BEGIN Extracted text

ColabFold Running colabfold_search returns "terminate called recursively" and terminates

Hi, I have tried running colabfold_search on a gpu device (specifically, 3 A100-80G gpus). I did the setup_databases as instructed: GPU=1 ./setup_databases.sh path/to/db. The setup was successful.

However, when I tried using it, I can't seem to get it to run to completion successfully. I have attached the log file from running it.

colabfold_github_issue.txt

Here is the code I am using:

# start a gpu server to reduce the latency when performing msa searches
mmseqs gpuserver /user/ColabFold-official-GPU/colabfold_envdb_202108_db --max-seqs 10000 --db-load-mode 2 --prefilter-mode 1 &
PID1=$!

mmseqs gpuserver /user/ColabFold-official-GPU/uniref30_2302_db --max-seqs 10000 --db-load-mode 2 --prefilter-mode 1 &
PID2=$!

time colabfold_search --mmseqs mmseqs inputs/ /user/ColabFold-official-GPU outputs/ --gpu 1 --gpu-server 1 --threads ${N_CPUS} --db-load-mode 2

# Stop the server(s) when done:
kill $PID1
kill $PID2

Also, I can't seem to see the kX speedup that the GPU option offers. The log file above took 2 hours for 100s of sequences (all in .fasta format) even though it did not complete. I have tried both db-load-mode 0 and 2.

Kindly advise on how to resolve this. Thanks

Jun 21 '25 10:06 eborobert

I think I have already fixed this crash in git mmseqs. Please try downloading precompiled binaries from: https://mmseqs.com/latest/

And pass the path to the mmseqs binary to colabfold_search via it's --mmseqs parameter.

If the newer binary still happens to crash, would it be possible to either upload the FASTA files with the queries here (or otherwise send it to me) so I can try to reproduce the issue?

The speed issue looks like it's primarily from the databases being load from slow disks. If your system has sufficient RAM, you can try to pass --db-load-mode 0 to the mmseqs gpuserver calls (but not to colabfold_search! this should still be run with mode 2).

Jun 21 '25 10:06 milot-mirdita

If you doing a single run with many (hundreds or thousands or more) queries, I you could instead not start the gpuservers at all, and instead let colabfold_search deal with loading the databases and omit the -db-load-mode to it.

The gpuserver allows to run many fast single queries in succession.

Jun 21 '25 11:06 milot-mirdita

Thanks for the clarification and suggestions.

I am now running colabfold_search with the precompiled binary mmseqs-linux-gpu.tar.gz with db-load-mode omitted. I am also not starting the gpuserver. I will let you know of the outcome.

Thanks again.

Jun 21 '25 11:06 eborobert

Also, have there been reported cases where the MSAs from the colabfold msa server is substantially different from the ones a user computes on their local machines? If so, does this have any implications on downstream tasks like Boltz structure predictions?

END Extracted text

• Task description
Please copy the ColabFold thread, starting at the words "Jun 21 '25 11:06 milot-mirdita" and stopping after "Thanks again.", and swap "precompiled binary" for "prebuilt binary". The lines after this have no connection to the ColabFold thread.

BEGIN Stored rows

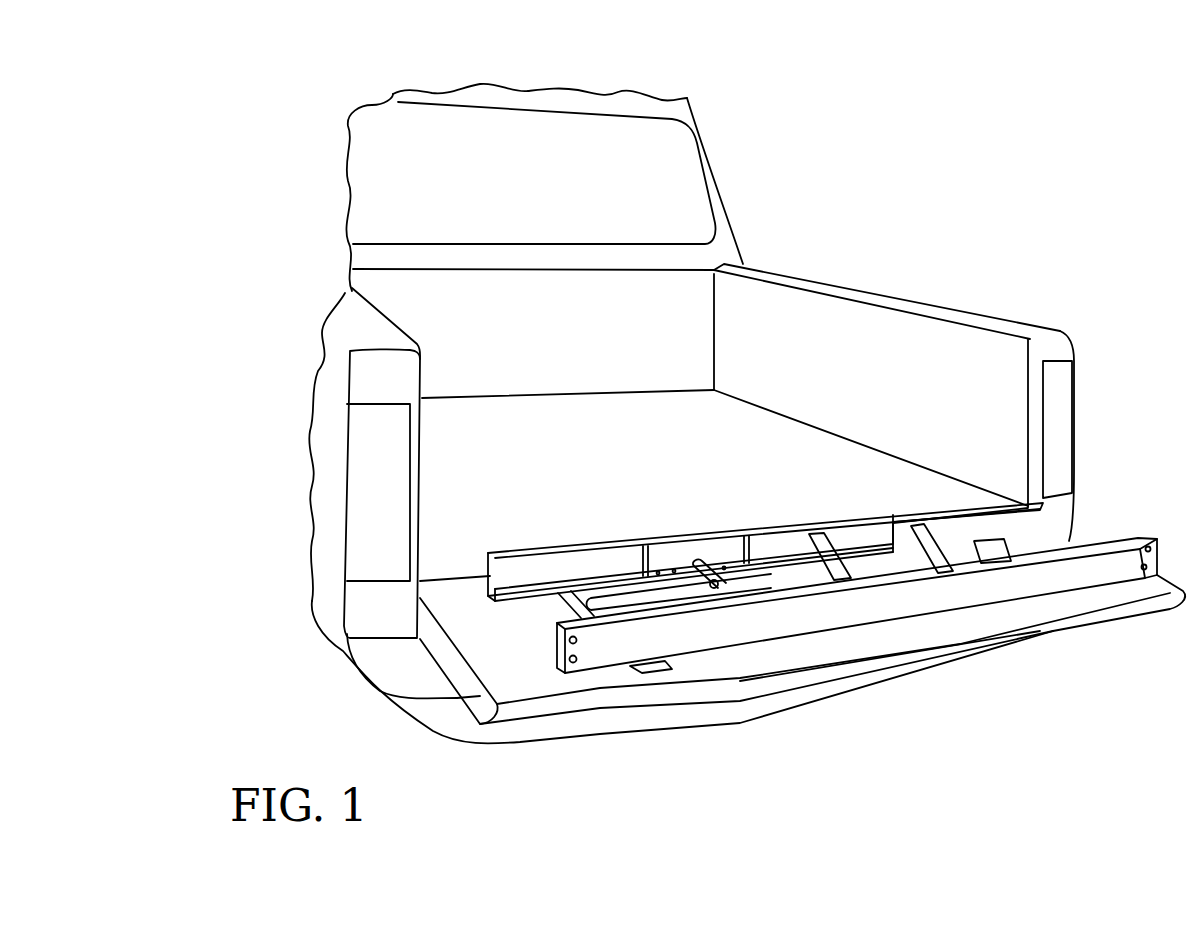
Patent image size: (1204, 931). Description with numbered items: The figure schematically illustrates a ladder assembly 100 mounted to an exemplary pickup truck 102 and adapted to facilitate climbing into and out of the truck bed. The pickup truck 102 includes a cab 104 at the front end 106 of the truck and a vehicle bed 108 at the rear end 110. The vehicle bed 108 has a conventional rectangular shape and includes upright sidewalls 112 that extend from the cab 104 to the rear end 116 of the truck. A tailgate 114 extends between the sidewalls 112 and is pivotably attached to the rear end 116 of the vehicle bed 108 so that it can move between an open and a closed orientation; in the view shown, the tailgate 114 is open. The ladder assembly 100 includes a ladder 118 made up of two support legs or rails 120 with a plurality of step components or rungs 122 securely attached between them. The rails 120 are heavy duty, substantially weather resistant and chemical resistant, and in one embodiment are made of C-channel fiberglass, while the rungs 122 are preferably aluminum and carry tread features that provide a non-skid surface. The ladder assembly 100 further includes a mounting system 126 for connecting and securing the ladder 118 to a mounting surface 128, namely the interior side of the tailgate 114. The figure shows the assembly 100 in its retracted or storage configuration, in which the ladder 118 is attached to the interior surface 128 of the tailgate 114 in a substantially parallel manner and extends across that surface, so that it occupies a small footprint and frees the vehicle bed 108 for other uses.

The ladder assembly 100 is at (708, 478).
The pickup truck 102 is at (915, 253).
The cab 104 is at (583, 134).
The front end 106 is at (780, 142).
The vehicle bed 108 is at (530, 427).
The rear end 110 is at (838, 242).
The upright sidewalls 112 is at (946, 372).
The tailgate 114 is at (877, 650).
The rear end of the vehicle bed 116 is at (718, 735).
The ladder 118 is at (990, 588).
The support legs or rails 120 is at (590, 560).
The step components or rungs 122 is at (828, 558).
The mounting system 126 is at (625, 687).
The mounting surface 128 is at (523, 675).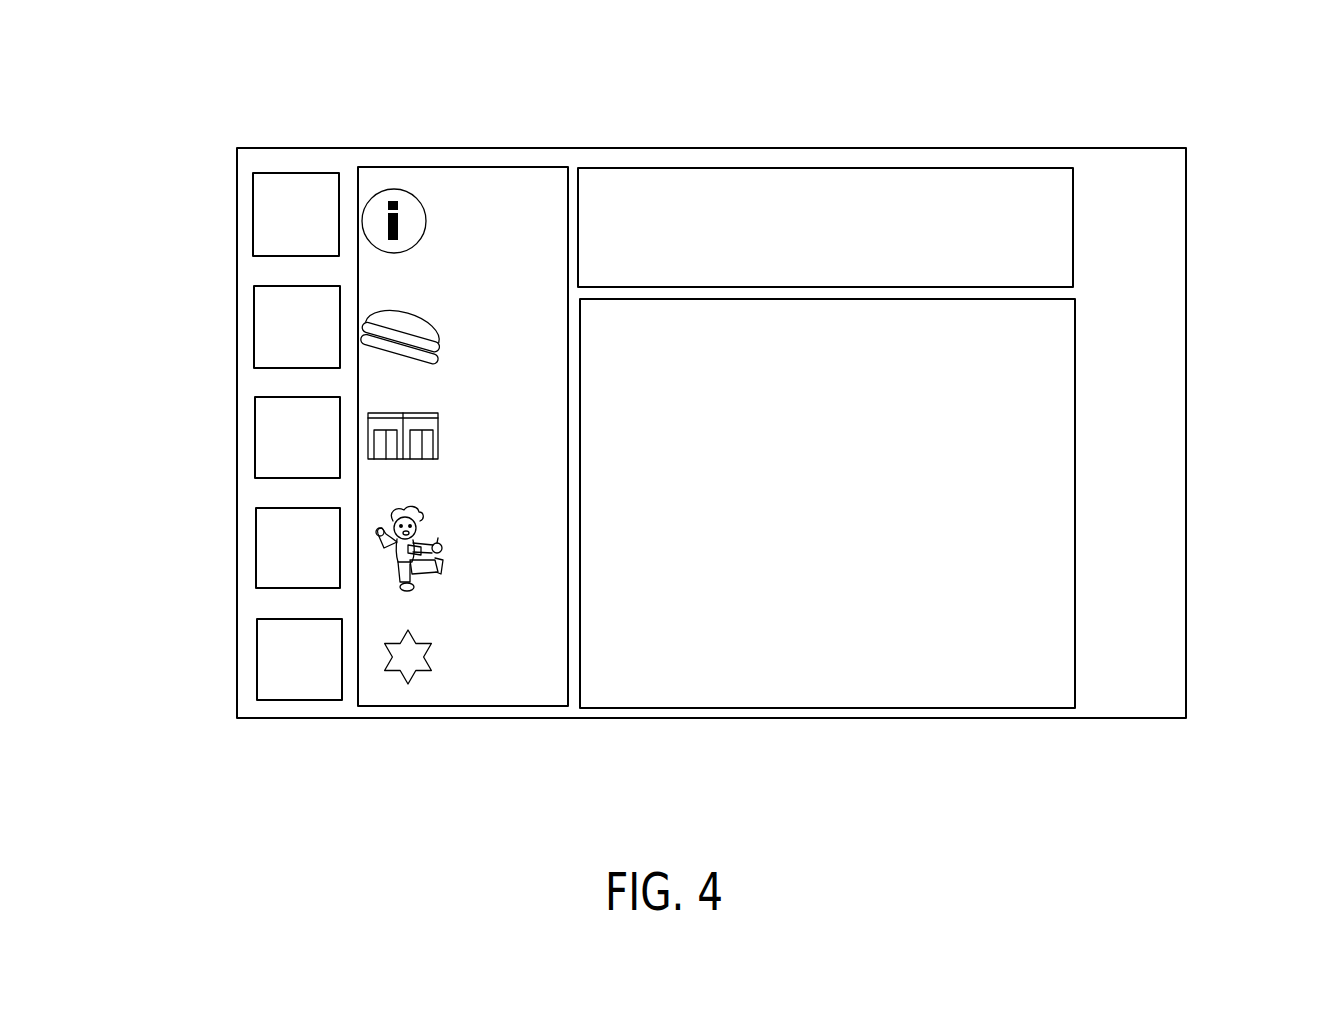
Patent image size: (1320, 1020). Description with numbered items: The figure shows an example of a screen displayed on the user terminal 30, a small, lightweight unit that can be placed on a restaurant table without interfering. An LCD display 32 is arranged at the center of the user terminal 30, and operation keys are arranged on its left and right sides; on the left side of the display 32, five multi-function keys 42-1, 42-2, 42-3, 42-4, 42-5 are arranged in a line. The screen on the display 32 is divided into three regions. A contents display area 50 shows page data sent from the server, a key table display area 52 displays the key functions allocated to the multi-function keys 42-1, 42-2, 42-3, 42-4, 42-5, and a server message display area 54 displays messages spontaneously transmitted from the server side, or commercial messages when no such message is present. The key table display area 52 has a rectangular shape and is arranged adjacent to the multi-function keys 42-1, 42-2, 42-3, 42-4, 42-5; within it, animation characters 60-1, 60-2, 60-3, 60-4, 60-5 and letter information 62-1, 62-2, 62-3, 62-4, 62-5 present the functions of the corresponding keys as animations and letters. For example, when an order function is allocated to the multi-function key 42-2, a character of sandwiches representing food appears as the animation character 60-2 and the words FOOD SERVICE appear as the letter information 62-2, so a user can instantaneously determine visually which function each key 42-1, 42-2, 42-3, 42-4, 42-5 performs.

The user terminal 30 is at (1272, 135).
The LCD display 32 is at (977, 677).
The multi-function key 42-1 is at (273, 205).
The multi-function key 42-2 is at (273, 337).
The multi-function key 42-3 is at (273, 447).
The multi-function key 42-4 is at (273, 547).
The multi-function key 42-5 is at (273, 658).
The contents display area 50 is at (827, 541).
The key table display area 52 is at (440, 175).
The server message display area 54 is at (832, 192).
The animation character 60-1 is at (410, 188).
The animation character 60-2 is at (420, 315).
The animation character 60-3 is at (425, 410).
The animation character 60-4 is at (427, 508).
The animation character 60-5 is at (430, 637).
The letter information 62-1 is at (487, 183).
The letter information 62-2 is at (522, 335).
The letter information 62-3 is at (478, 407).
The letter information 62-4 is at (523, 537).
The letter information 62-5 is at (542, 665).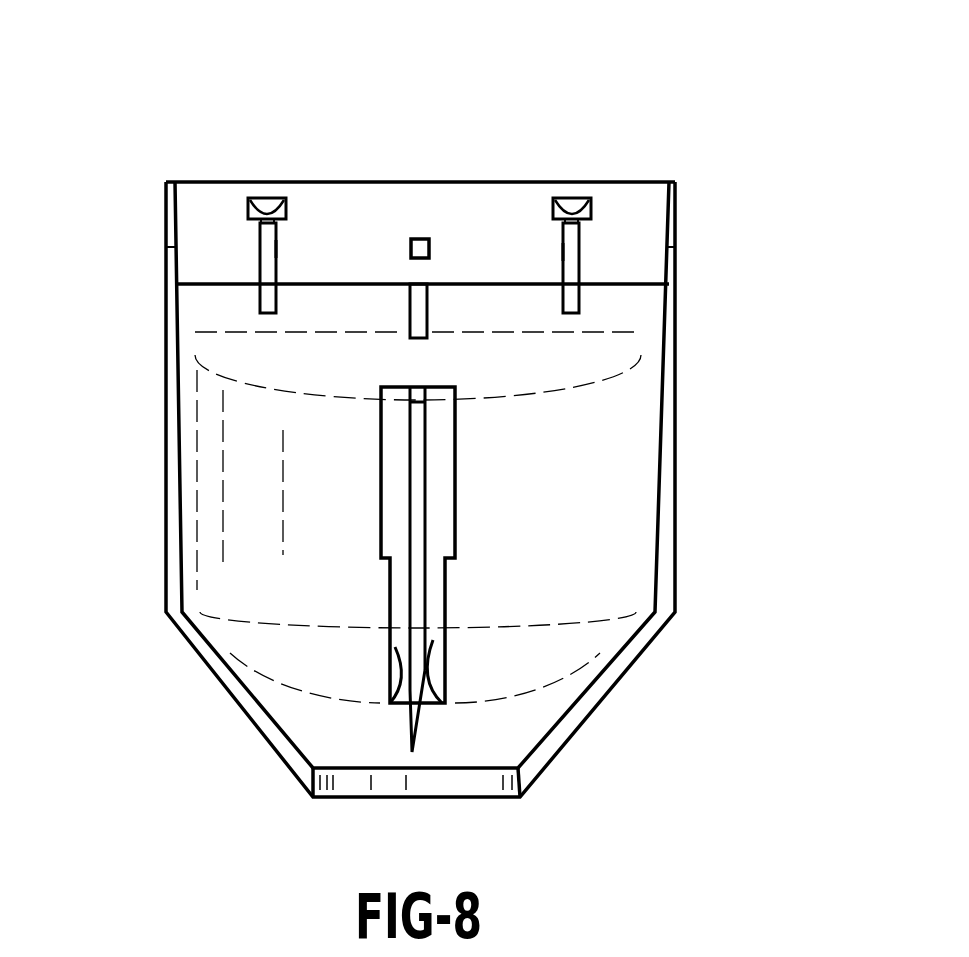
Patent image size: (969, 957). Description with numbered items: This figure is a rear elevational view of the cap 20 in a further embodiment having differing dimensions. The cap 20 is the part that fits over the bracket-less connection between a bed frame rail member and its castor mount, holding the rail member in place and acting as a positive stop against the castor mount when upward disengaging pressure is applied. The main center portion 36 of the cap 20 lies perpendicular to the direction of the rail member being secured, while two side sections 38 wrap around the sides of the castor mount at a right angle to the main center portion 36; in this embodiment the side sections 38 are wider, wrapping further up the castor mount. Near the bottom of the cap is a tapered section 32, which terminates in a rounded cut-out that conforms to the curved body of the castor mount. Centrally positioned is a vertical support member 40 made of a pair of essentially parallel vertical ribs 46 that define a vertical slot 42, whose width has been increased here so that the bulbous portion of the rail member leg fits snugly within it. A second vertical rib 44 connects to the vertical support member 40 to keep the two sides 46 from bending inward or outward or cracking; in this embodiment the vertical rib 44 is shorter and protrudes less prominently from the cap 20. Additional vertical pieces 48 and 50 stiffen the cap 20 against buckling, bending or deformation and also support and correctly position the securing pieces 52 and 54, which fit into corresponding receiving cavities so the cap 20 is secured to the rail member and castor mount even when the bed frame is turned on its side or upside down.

END Stored rows

• Answer below
Jun 21 '25 11:06 milot-mirdita

Thanks for the clarification and suggestions.

I am now running colabfold_search with the prebuilt binary mmseqs-linux-gpu.tar.gz with db-load-mode omitted. I am also not starting the gpuserver. I will let you know of the outcome.

Thanks again.